## start

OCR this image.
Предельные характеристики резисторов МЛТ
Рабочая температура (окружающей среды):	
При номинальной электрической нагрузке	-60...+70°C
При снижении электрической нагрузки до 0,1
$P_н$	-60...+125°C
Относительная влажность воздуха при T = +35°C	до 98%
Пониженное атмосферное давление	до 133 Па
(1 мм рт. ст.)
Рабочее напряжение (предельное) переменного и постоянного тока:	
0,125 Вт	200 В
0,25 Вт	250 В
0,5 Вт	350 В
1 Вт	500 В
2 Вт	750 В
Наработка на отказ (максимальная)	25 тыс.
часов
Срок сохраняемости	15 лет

## end

### WHAT TO DO
In the material above, find the lines that contain "электрической" and show them.

### FULL SOLUTION
При номинальной электрической нагрузке	-60...+70°C
При снижении электрической нагрузки до 0,1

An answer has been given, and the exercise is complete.